Text to read
────────────────

In addition, dynamic structural characteristics identified from studies such as presented in this paper are used to improve code formulas for estimating fundamental periods of buildings. Examples of these are moment-resisting frames and shear wall buildings [11, 12]. In both studies, Goel and Chopra utilized identified fundamental period data from the instrumented building. Similarly, for buildings taller than 60 m., critical damping percentages identified from recorded data of instrumented buildings have been used to lower the critical damping percentage to 2.5% (from 5%) in the recommendations of the Los Angeles Tall Buildings Structural Design Council (LATBSDC) [13], as well as the Tall Building Initiative (TBI) of the Pacific Earthquake Engineering Research Center [PEER-TBI) [14].

2. BUILDING STRUCTURAL SYSTEM, FOUNDATION, SEISMIC DESIGN CRITERIA, SITE, AND SITE EFFECTS

2.1. Structural system and foundation

A typical vertical cross-section and seven plan views of the building are provided in Fig. (2) (www.strongmotioncenter.org, last accessed March 26, 2021). The building is 24 stories above and 2 stories below ground level. In-plan shape is best described as irregular-rectangular and asymmetric. There is also clear vertical irregularity (as shown in Fig. 1 and vertical cross-section in Fig. 2). The base dimensions of the building are 90.2 x 60.7 m (296 x 199 ft). Typical floor dimensions are 77.1 x 30.5 m (253 x 100 ft) (www.strongmotioncenter.org, last accessed March 26, 2021).

Fig. (1). Picture of the building (fromwww.strongmotioncenter.org, last accessed March 26, 2020).

Table 1. Particulars of the Ridgecrest Earthquake, building-specific peak accelerations, and epicentral distance (Source: www.strongmotioncenter.org, last accessed March 26, 2021).
Ridgecrest Earthquake of July 5, 2019
Mw Epicentral
Distance (km)
Earthquake Origin Time (UTC) Peak Accel. (g)
Ground Building
7.1 340.9 2019-07-06 03:19:53 .007 .044
Fig. (2). Instrumented vertical section and plan views that show dimensions, as well as arrows and dots depicting locations and orientations of accelerometers deployed throughout the building (as well as a walkway bridge separated by seismic joint. Adapted from: www.strongmotioncenter.org (last accessed March 26, 2021).

────────────────

Short exercise A
In the passage on the instrumented building, how many stories does the building have above and below ground level?

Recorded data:
────────────────

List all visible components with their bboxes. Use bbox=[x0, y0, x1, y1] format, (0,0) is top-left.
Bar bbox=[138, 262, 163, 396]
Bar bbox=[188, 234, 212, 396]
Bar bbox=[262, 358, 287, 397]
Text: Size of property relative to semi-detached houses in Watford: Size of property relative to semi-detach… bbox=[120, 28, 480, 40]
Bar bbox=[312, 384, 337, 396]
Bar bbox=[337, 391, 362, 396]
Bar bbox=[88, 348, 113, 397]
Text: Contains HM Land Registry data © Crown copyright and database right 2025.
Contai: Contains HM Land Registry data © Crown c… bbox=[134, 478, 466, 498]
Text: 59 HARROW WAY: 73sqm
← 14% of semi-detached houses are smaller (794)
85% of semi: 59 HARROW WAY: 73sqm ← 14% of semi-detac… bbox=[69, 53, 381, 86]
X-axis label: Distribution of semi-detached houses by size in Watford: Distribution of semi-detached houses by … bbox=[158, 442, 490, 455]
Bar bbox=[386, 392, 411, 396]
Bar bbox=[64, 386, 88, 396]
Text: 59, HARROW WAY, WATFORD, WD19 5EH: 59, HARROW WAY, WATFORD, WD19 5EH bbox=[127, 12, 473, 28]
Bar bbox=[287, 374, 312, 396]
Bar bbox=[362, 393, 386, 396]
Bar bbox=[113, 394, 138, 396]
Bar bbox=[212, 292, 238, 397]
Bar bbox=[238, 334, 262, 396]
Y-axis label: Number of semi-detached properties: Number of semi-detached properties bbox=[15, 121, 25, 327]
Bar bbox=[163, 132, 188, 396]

────────────────

Short exercise B
Could you arrange the rows as a numbered list, beginning at the first row and stopping after the row that contains "Text: Contains HM", with blank lines left out?

Full answer A
It has 24 stories above ground level and 2 stories below.

Full answer B
1. List all visible components with their bboxes. Use bbox=[x0, y0, x1, y1] format, (0,0) is top-left.
2. Bar bbox=[138, 262, 163, 396]
3. Bar bbox=[188, 234, 212, 396]
4. Bar bbox=[262, 358, 287, 397]
5. Text: Size of property relative to semi-detached houses in Watford: Size of property relative to semi-detach… bbox=[120, 28, 480, 40]
6. Bar bbox=[312, 384, 337, 396]
7. Bar bbox=[337, 391, 362, 396]
8. Bar bbox=[88, 348, 113, 397]
9. Text: Contains HM Land Registry data © Crown copyright and database right 2025.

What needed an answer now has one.